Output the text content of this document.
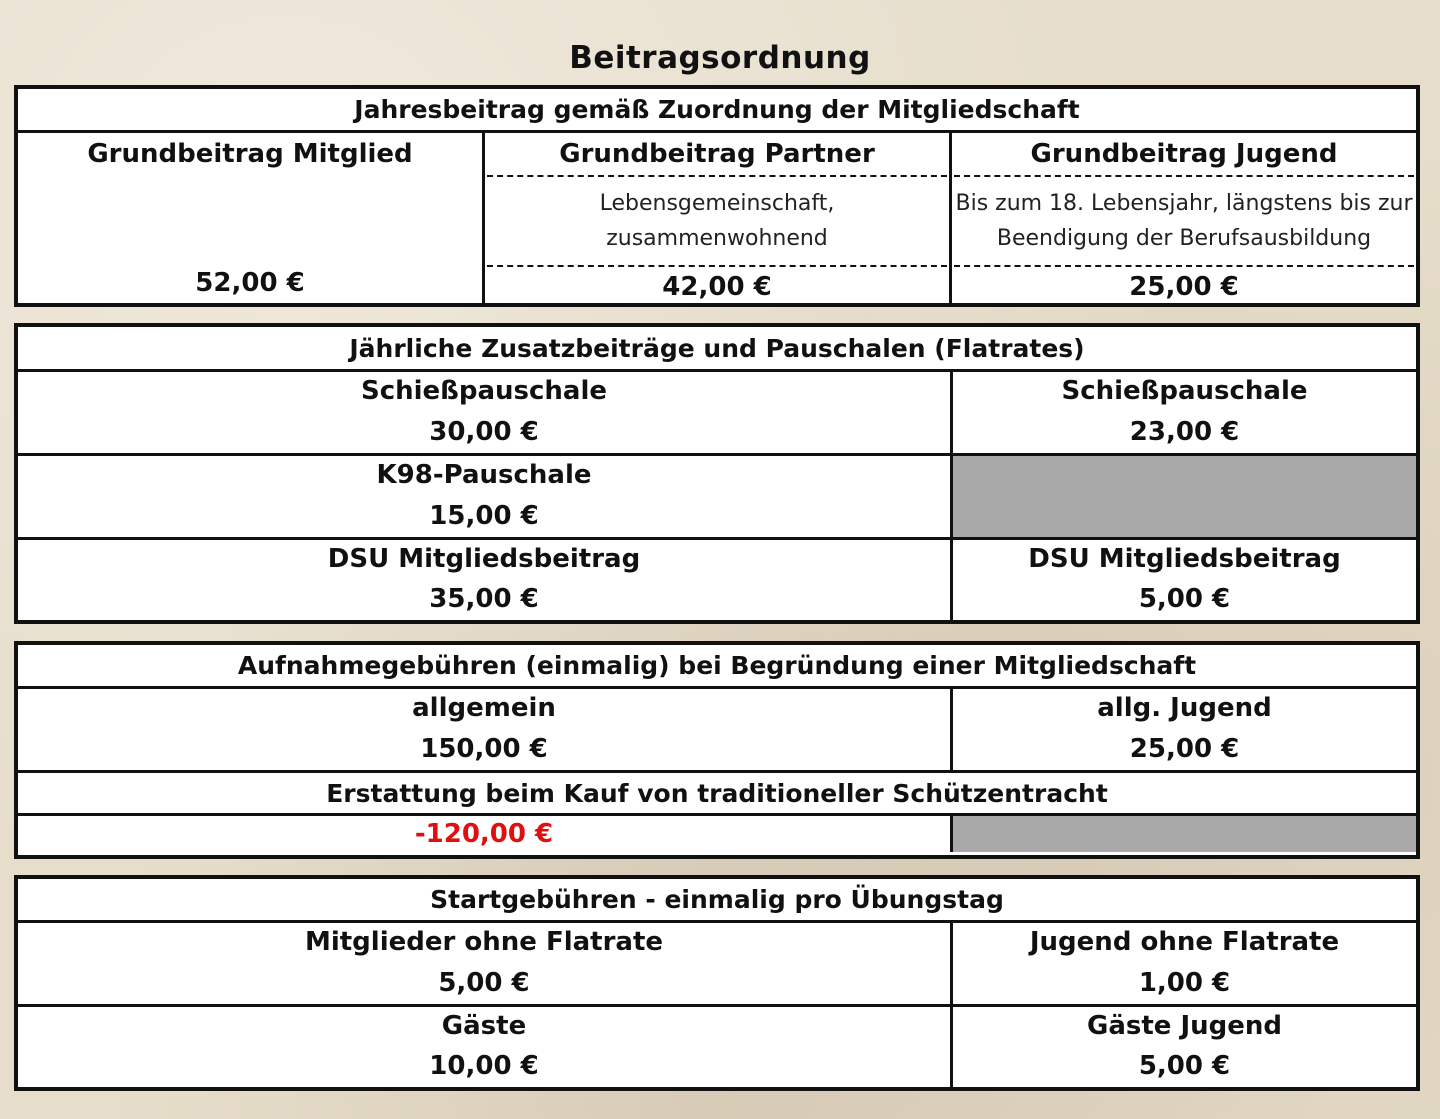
Beitragsordnung
Jahresbeitrag gemäß Zuordnung der Mitgliedschaft
Grundbeitrag Mitglied
52,00 €
Grundbeitrag Partner
Lebensgemeinschaft,
zusammenwohnend
42,00 €
Grundbeitrag Jugend
Bis zum 18. Lebensjahr, längstens bis zur
Beendigung der Berufsausbildung
25,00 €
Jährliche Zusatzbeiträge und Pauschalen (Flatrates)
Schießpauschale
30,00 €
Schießpauschale
23,00 €
K98-Pauschale
15,00 €
DSU Mitgliedsbeitrag
35,00 €
DSU Mitgliedsbeitrag
5,00 €
Aufnahmegebühren (einmalig) bei Begründung einer Mitgliedschaft
allgemein
150,00 €
allg. Jugend
25,00 €
Erstattung beim Kauf von traditioneller Schützentracht
-120,00 €
Startgebühren - einmalig pro Übungstag
Mitglieder ohne Flatrate
5,00 €
Jugend ohne Flatrate
1,00 €
Gäste
10,00 €
Gäste Jugend
5,00 €
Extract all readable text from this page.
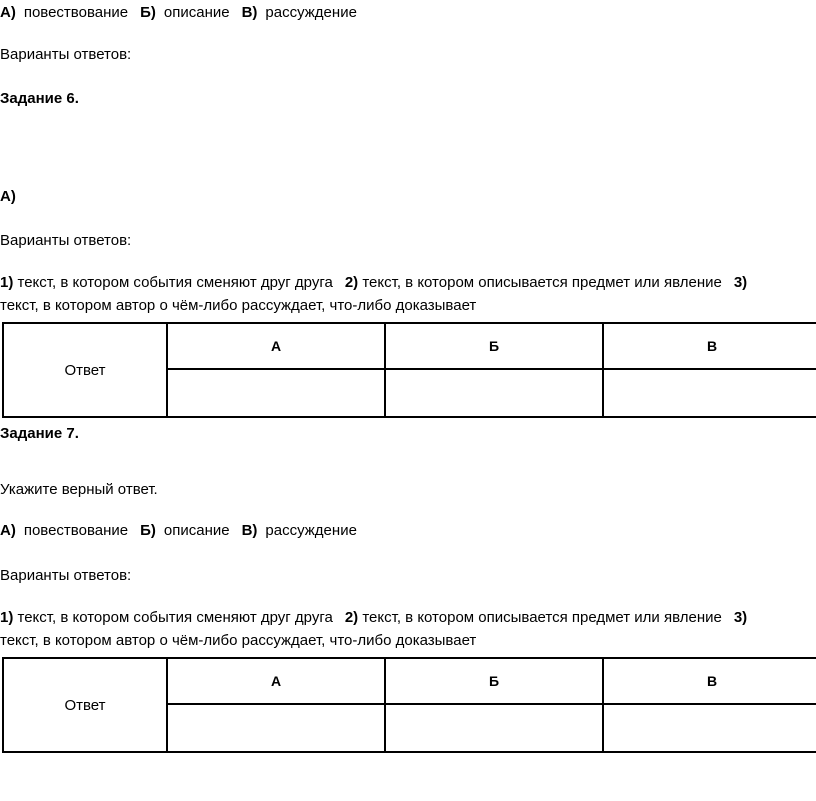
А) повествование Б) описание В) рассуждение
Варианты ответов:
Задание 6.
А)
Варианты ответов:
1) текст, в котором события сменяют друг друга 2) текст, в котором описывается предмет или явление 3)
текст, в котором автор о чём-либо рассуждает, что-либо доказывает
Ответ	А	Б	В

Задание 7.
Укажите верный ответ.
А) повествование Б) описание В) рассуждение
Варианты ответов:
1) текст, в котором события сменяют друг друга 2) текст, в котором описывается предмет или явление 3)
текст, в котором автор о чём-либо рассуждает, что-либо доказывает
Ответ	А	Б	В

Aim: Return all of the entries word for word, but omit the pictures.

Answer to the problem:
Output the text content of this document.
Beitragsordnung
Jahresbeitrag gemäß Zuordnung der Mitgliedschaft
Grundbeitrag Mitglied
52,00 €
Grundbeitrag Partner
Lebensgemeinschaft,
zusammenwohnend
42,00 €
Grundbeitrag Jugend
Bis zum 18. Lebensjahr, längstens bis zur
Beendigung der Berufsausbildung
25,00 €
Jährliche Zusatzbeiträge und Pauschalen (Flatrates)
Schießpauschale
30,00 €
Schießpauschale
23,00 €
K98-Pauschale
15,00 €
DSU Mitgliedsbeitrag
35,00 €
DSU Mitgliedsbeitrag
5,00 €
Aufnahmegebühren (einmalig) bei Begründung einer Mitgliedschaft
allgemein
150,00 €
allg. Jugend
25,00 €
Erstattung beim Kauf von traditioneller Schützentracht
-120,00 €
Startgebühren - einmalig pro Übungstag
Mitglieder ohne Flatrate
5,00 €
Jugend ohne Flatrate
1,00 €
Gäste
10,00 €
Gäste Jugend
5,00 €
Extract all readable text from this page.
А) повествование Б) описание В) рассуждение
Варианты ответов:
Задание 6.
А)
Варианты ответов:
1) текст, в котором события сменяют друг друга 2) текст, в котором описывается предмет или явление 3)
текст, в котором автор о чём-либо рассуждает, что-либо доказывает
Ответ	А	Б	В

Задание 7.
Укажите верный ответ.
А) повествование Б) описание В) рассуждение
Варианты ответов:
1) текст, в котором события сменяют друг друга 2) текст, в котором описывается предмет или явление 3)
текст, в котором автор о чём-либо рассуждает, что-либо доказывает
Ответ	А	Б	В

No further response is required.